[Opening SUPPLIED RECORDS section]
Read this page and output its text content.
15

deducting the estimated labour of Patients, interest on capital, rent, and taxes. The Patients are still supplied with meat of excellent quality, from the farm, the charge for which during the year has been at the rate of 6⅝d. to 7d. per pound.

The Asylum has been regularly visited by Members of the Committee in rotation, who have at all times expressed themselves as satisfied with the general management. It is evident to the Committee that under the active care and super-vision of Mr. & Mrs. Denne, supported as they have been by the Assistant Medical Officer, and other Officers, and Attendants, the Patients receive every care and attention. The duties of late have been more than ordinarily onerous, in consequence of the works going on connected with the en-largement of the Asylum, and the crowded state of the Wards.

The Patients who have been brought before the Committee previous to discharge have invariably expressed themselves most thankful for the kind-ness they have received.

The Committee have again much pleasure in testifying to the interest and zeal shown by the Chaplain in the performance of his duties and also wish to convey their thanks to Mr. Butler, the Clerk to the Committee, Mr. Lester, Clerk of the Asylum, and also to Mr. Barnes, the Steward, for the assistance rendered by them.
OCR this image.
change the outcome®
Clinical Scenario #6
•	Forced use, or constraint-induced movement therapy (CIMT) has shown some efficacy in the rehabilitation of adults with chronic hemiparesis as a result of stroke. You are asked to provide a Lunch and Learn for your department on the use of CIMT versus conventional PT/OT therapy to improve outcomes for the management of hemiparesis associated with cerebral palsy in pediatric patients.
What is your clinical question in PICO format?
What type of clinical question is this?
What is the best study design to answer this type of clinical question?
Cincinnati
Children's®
[Closing SUPPLIED RECORDS section]
In full and without alteration, write out the data above.

Read this page and output its text content.
15

deducting the estimated labour of Patients, interest on capital, rent, and taxes. The Patients are still supplied with meat of excellent quality, from the farm, the charge for which during the year has been at the rate of 6⅝d. to 7d. per pound.

The Asylum has been regularly visited by Members of the Committee in rotation, who have at all times expressed themselves as satisfied with the general management. It is evident to the Committee that under the active care and super-vision of Mr. & Mrs. Denne, supported as they have been by the Assistant Medical Officer, and other Officers, and Attendants, the Patients receive every care and attention. The duties of late have been more than ordinarily onerous, in consequence of the works going on connected with the en-largement of the Asylum, and the crowded state of the Wards.

The Patients who have been brought before the Committee previous to discharge have invariably expressed themselves most thankful for the kind-ness they have received.

The Committee have again much pleasure in testifying to the interest and zeal shown by the Chaplain in the performance of his duties and also wish to convey their thanks to Mr. Butler, the Clerk to the Committee, Mr. Lester, Clerk of the Asylum, and also to Mr. Barnes, the Steward, for the assistance rendered by them.
OCR this image.
change the outcome®
Clinical Scenario #6
•	Forced use, or constraint-induced movement therapy (CIMT) has shown some efficacy in the rehabilitation of adults with chronic hemiparesis as a result of stroke. You are asked to provide a Lunch and Learn for your department on the use of CIMT versus conventional PT/OT therapy to improve outcomes for the management of hemiparesis associated with cerebral palsy in pediatric patients.
What is your clinical question in PICO format?
What type of clinical question is this?
What is the best study design to answer this type of clinical question?
Cincinnati
Children's®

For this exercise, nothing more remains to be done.